» PROBLEM DESCRIPTION:
Count every line of these entries that holds the word "period", and reply with the number only.
───
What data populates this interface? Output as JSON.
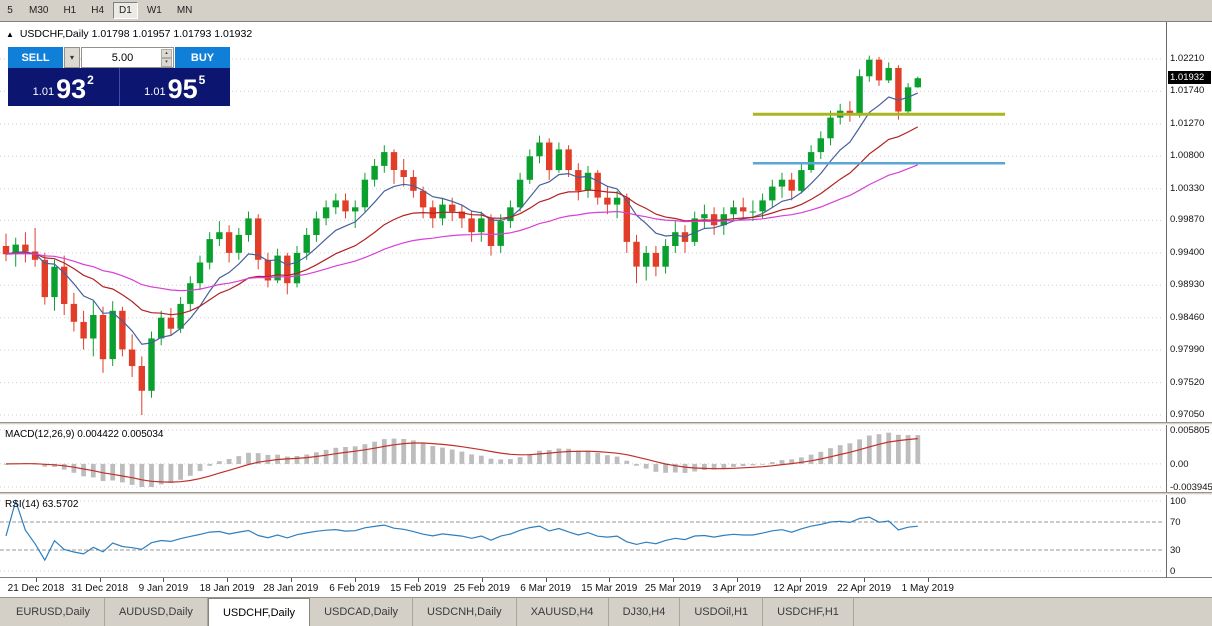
{
  "toolbar": {
    "timeframes": [
      {
        "label": "5",
        "active": false
      },
      {
        "label": "M30",
        "active": false
      },
      {
        "label": "H1",
        "active": false
      },
      {
        "label": "H4",
        "active": false
      },
      {
        "label": "D1",
        "active": true
      },
      {
        "label": "W1",
        "active": false
      },
      {
        "label": "MN",
        "active": false
      }
    ]
  },
  "chart_header": {
    "symbol": "USDCHF,Daily",
    "ohlc": "1.01798 1.01957 1.01793 1.01932"
  },
  "icons": {
    "up_arrow": "▲",
    "dropdown": "▾",
    "spin_up": "▴",
    "spin_down": "▾"
  },
  "trade_panel": {
    "sell_label": "SELL",
    "buy_label": "BUY",
    "volume": "5.00",
    "sell_price_prefix": "1.01",
    "sell_price_big": "93",
    "sell_price_sup": "2",
    "buy_price_prefix": "1.01",
    "buy_price_big": "95",
    "buy_price_sup": "5",
    "button_color": "#0f7fd8",
    "panel_color": "#0c1670"
  },
  "chart_data": {
    "type": "candlestick",
    "symbol": "USDCHF",
    "timeframe": "Daily",
    "colors": {
      "candle_up": "#0aa02e",
      "candle_down": "#e23d28",
      "macd_bar": "#bdbdbd",
      "macd_signal": "#c03028",
      "rsi_line": "#2e7fbe",
      "grid": "#cfcfcf"
    },
    "candles": [
      [
        0.995,
        0.9968,
        0.9928,
        0.9938
      ],
      [
        0.9938,
        0.9962,
        0.992,
        0.9952
      ],
      [
        0.9952,
        0.997,
        0.9926,
        0.9942
      ],
      [
        0.9942,
        0.9976,
        0.992,
        0.993
      ],
      [
        0.993,
        0.994,
        0.9865,
        0.9876
      ],
      [
        0.9876,
        0.993,
        0.9856,
        0.992
      ],
      [
        0.992,
        0.9936,
        0.985,
        0.9866
      ],
      [
        0.9866,
        0.9882,
        0.9826,
        0.984
      ],
      [
        0.984,
        0.9856,
        0.98,
        0.9816
      ],
      [
        0.9816,
        0.987,
        0.979,
        0.985
      ],
      [
        0.985,
        0.9862,
        0.9766,
        0.9786
      ],
      [
        0.9786,
        0.987,
        0.9776,
        0.9856
      ],
      [
        0.9856,
        0.9862,
        0.979,
        0.98
      ],
      [
        0.98,
        0.9822,
        0.976,
        0.9776
      ],
      [
        0.9776,
        0.979,
        0.9705,
        0.974
      ],
      [
        0.974,
        0.9826,
        0.973,
        0.9816
      ],
      [
        0.9816,
        0.9856,
        0.9806,
        0.9846
      ],
      [
        0.9846,
        0.986,
        0.982,
        0.983
      ],
      [
        0.983,
        0.9876,
        0.9824,
        0.9866
      ],
      [
        0.9866,
        0.9906,
        0.9856,
        0.9896
      ],
      [
        0.9896,
        0.9936,
        0.9886,
        0.9926
      ],
      [
        0.9926,
        0.997,
        0.9916,
        0.996
      ],
      [
        0.996,
        0.9986,
        0.995,
        0.997
      ],
      [
        0.997,
        0.998,
        0.9926,
        0.994
      ],
      [
        0.994,
        0.9976,
        0.993,
        0.9966
      ],
      [
        0.9966,
        1.0,
        0.9956,
        0.999
      ],
      [
        0.999,
        0.9996,
        0.9916,
        0.993
      ],
      [
        0.993,
        0.994,
        0.989,
        0.99
      ],
      [
        0.99,
        0.9946,
        0.9896,
        0.9936
      ],
      [
        0.9936,
        0.994,
        0.988,
        0.9896
      ],
      [
        0.9896,
        0.995,
        0.989,
        0.994
      ],
      [
        0.994,
        0.9976,
        0.993,
        0.9966
      ],
      [
        0.9966,
        1.0,
        0.9956,
        0.999
      ],
      [
        0.999,
        1.0016,
        0.998,
        1.0006
      ],
      [
        1.0006,
        1.0026,
        0.9996,
        1.0016
      ],
      [
        1.0016,
        1.0026,
        0.999,
        1.0
      ],
      [
        1.0,
        1.0016,
        0.9976,
        1.0006
      ],
      [
        1.0006,
        1.0056,
        1.0,
        1.0046
      ],
      [
        1.0046,
        1.0076,
        1.0036,
        1.0066
      ],
      [
        1.0066,
        1.0096,
        1.0056,
        1.0086
      ],
      [
        1.0086,
        1.009,
        1.004,
        1.006
      ],
      [
        1.006,
        1.0076,
        1.0036,
        1.005
      ],
      [
        1.005,
        1.006,
        1.002,
        1.003
      ],
      [
        1.003,
        1.0036,
        0.999,
        1.0006
      ],
      [
        1.0006,
        1.0016,
        0.9976,
        0.999
      ],
      [
        0.999,
        1.002,
        0.998,
        1.001
      ],
      [
        1.001,
        1.002,
        0.9986,
        1.0
      ],
      [
        1.0,
        1.001,
        0.9976,
        0.999
      ],
      [
        0.999,
        1.0,
        0.9956,
        0.997
      ],
      [
        0.997,
        1.0,
        0.9956,
        0.999
      ],
      [
        0.999,
        0.9996,
        0.9936,
        0.995
      ],
      [
        0.995,
        0.9996,
        0.994,
        0.9986
      ],
      [
        0.9986,
        1.0016,
        0.9976,
        1.0006
      ],
      [
        1.0006,
        1.0056,
        1.0,
        1.0046
      ],
      [
        1.0046,
        1.009,
        1.004,
        1.008
      ],
      [
        1.008,
        1.011,
        1.007,
        1.01
      ],
      [
        1.01,
        1.0106,
        1.0046,
        1.006
      ],
      [
        1.006,
        1.01,
        1.0056,
        1.009
      ],
      [
        1.009,
        1.0096,
        1.005,
        1.006
      ],
      [
        1.006,
        1.007,
        1.0016,
        1.003
      ],
      [
        1.003,
        1.0066,
        1.002,
        1.0056
      ],
      [
        1.0056,
        1.006,
        1.001,
        1.002
      ],
      [
        1.002,
        1.0036,
        0.9996,
        1.001
      ],
      [
        1.001,
        1.003,
        0.999,
        1.002
      ],
      [
        1.002,
        1.0026,
        0.994,
        0.9956
      ],
      [
        0.9956,
        0.9966,
        0.9896,
        0.992
      ],
      [
        0.992,
        0.995,
        0.99,
        0.994
      ],
      [
        0.994,
        0.995,
        0.9906,
        0.992
      ],
      [
        0.992,
        0.996,
        0.991,
        0.995
      ],
      [
        0.995,
        0.9986,
        0.994,
        0.997
      ],
      [
        0.997,
        0.998,
        0.994,
        0.9956
      ],
      [
        0.9956,
        1.0,
        0.995,
        0.999
      ],
      [
        0.999,
        1.001,
        0.9976,
        0.9996
      ],
      [
        0.9996,
        1.0006,
        0.9966,
        0.998
      ],
      [
        0.998,
        1.0006,
        0.9966,
        0.9996
      ],
      [
        0.9996,
        1.0016,
        0.9986,
        1.0006
      ],
      [
        1.0006,
        1.002,
        0.999,
        1.0
      ],
      [
        1.0,
        1.0016,
        0.9986,
        1.0
      ],
      [
        1.0,
        1.0026,
        0.999,
        1.0016
      ],
      [
        1.0016,
        1.0046,
        1.0006,
        1.0036
      ],
      [
        1.0036,
        1.0056,
        1.002,
        1.0046
      ],
      [
        1.0046,
        1.0056,
        1.0016,
        1.003
      ],
      [
        1.003,
        1.007,
        1.0026,
        1.006
      ],
      [
        1.006,
        1.0096,
        1.0056,
        1.0086
      ],
      [
        1.0086,
        1.0116,
        1.0076,
        1.0106
      ],
      [
        1.0106,
        1.0146,
        1.0096,
        1.0136
      ],
      [
        1.0136,
        1.0156,
        1.0126,
        1.0146
      ],
      [
        1.0146,
        1.016,
        1.013,
        1.014
      ],
      [
        1.014,
        1.0206,
        1.0136,
        1.0196
      ],
      [
        1.0196,
        1.0226,
        1.0188,
        1.022
      ],
      [
        1.022,
        1.0224,
        1.0182,
        1.019
      ],
      [
        1.019,
        1.0216,
        1.0186,
        1.0208
      ],
      [
        1.0208,
        1.0212,
        1.0133,
        1.0145
      ],
      [
        1.0145,
        1.0186,
        1.014,
        1.018
      ],
      [
        1.018,
        1.01957,
        1.01793,
        1.01932
      ]
    ],
    "overlays": [
      {
        "name": "ma-fast",
        "period": 8,
        "color": "#46609a"
      },
      {
        "name": "ma-mid",
        "period": 20,
        "color": "#b22222"
      },
      {
        "name": "ma-slow",
        "period": 45,
        "color": "#d83fd8"
      }
    ],
    "hlines": [
      {
        "price": 1.0141,
        "color": "#a9b521",
        "width": 3,
        "from_index": 77,
        "to_index": 103
      },
      {
        "price": 1.007,
        "color": "#5aa7d7",
        "width": 2.5,
        "from_index": 77,
        "to_index": 103
      }
    ],
    "y_axis": {
      "labels": [
        "1.02210",
        "1.01740",
        "1.01270",
        "1.00800",
        "1.00330",
        "0.99870",
        "0.99400",
        "0.98930",
        "0.98460",
        "0.97990",
        "0.97520",
        "0.97050"
      ],
      "current_price": "1.01932"
    },
    "x_axis": {
      "labels": [
        "21 Dec 2018",
        "31 Dec 2018",
        "9 Jan 2019",
        "18 Jan 2019",
        "28 Jan 2019",
        "6 Feb 2019",
        "15 Feb 2019",
        "25 Feb 2019",
        "6 Mar 2019",
        "15 Mar 2019",
        "25 Mar 2019",
        "3 Apr 2019",
        "12 Apr 2019",
        "22 Apr 2019",
        "1 May 2019"
      ]
    },
    "indicators": {
      "macd": {
        "label": "MACD(12,26,9)",
        "values_text": "0.004422 0.005034",
        "fast": 12,
        "slow": 26,
        "signal": 9,
        "axis_labels": [
          "0.005805",
          "0.00",
          "-0.003945"
        ]
      },
      "rsi": {
        "label": "RSI(14)",
        "value_text": "63.5702",
        "period": 14,
        "levels": [
          70,
          30
        ],
        "axis_labels": [
          "100",
          "70",
          "30",
          "0"
        ]
      }
    }
  },
  "tabs": {
    "items": [
      "EURUSD,Daily",
      "AUDUSD,Daily",
      "USDCHF,Daily",
      "USDCAD,Daily",
      "USDCNH,Daily",
      "XAUUSD,H4",
      "DJ30,H4",
      "USDOil,H1",
      "USDCHF,H1"
    ],
    "active_index": 2
  }
}
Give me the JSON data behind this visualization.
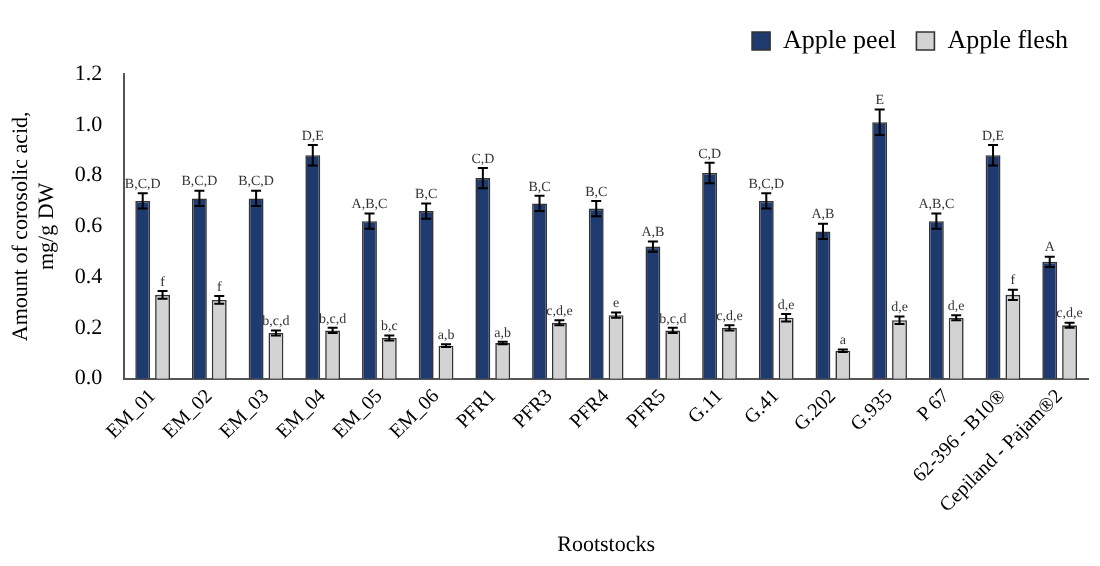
{
  "chart_data": {
    "type": "bar",
    "xlabel": "Rootstocks",
    "ylabel": "Amount of corosolic acid, mg/g DW",
    "categories": [
      "EM_01",
      "EM_02",
      "EM_03",
      "EM_04",
      "EM_05",
      "EM_06",
      "PFR1",
      "PFR3",
      "PFR4",
      "PFR5",
      "G.11",
      "G.41",
      "G.202",
      "G.935",
      "P 67",
      "62-396 - B10®",
      "Cepiland - Pajam®2"
    ],
    "series": [
      {
        "name": "Apple peel",
        "color": "#1f3a6e",
        "values": [
          0.7,
          0.71,
          0.71,
          0.88,
          0.62,
          0.66,
          0.79,
          0.69,
          0.67,
          0.52,
          0.81,
          0.7,
          0.58,
          1.01,
          0.62,
          0.88,
          0.46
        ],
        "errors": [
          0.03,
          0.03,
          0.03,
          0.04,
          0.03,
          0.03,
          0.04,
          0.03,
          0.03,
          0.02,
          0.04,
          0.03,
          0.03,
          0.05,
          0.03,
          0.04,
          0.02
        ],
        "value_labels": [
          "B,C,D",
          "B,C,D",
          "B,C,D",
          "D,E",
          "A,B,C",
          "B,C",
          "C,D",
          "B,C",
          "B,C",
          "A,B",
          "C,D",
          "B,C,D",
          "A,B",
          "E",
          "A,B,C",
          "D,E",
          "A"
        ]
      },
      {
        "name": "Apple flesh",
        "color": "#d3d3d3",
        "values": [
          0.33,
          0.31,
          0.18,
          0.19,
          0.16,
          0.13,
          0.14,
          0.22,
          0.25,
          0.19,
          0.2,
          0.24,
          0.11,
          0.23,
          0.24,
          0.33,
          0.21
        ],
        "errors": [
          0.015,
          0.015,
          0.01,
          0.01,
          0.01,
          0.005,
          0.005,
          0.01,
          0.01,
          0.01,
          0.01,
          0.015,
          0.005,
          0.015,
          0.01,
          0.02,
          0.01
        ],
        "value_labels": [
          "f",
          "f",
          "b,c,d",
          "b,c,d",
          "b,c",
          "a,b",
          "a,b",
          "c,d,e",
          "e",
          "b,c,d",
          "c,d,e",
          "d,e",
          "a",
          "d,e",
          "d,e",
          "f",
          "c,d,e"
        ]
      }
    ],
    "ylim": [
      0,
      1.2
    ],
    "yticks": [
      {
        "value": 0,
        "label": "0.0"
      },
      {
        "value": 0.2,
        "label": "0.2"
      },
      {
        "value": 0.4,
        "label": "0.4"
      },
      {
        "value": 0.6,
        "label": "0.6"
      },
      {
        "value": 0.8,
        "label": "0.8"
      },
      {
        "value": 1,
        "label": "1.0"
      },
      {
        "value": 1.2,
        "label": "1.2"
      }
    ],
    "legend": "top right",
    "grid": false
  }
}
───
» EXERCISE RESPONSE:
4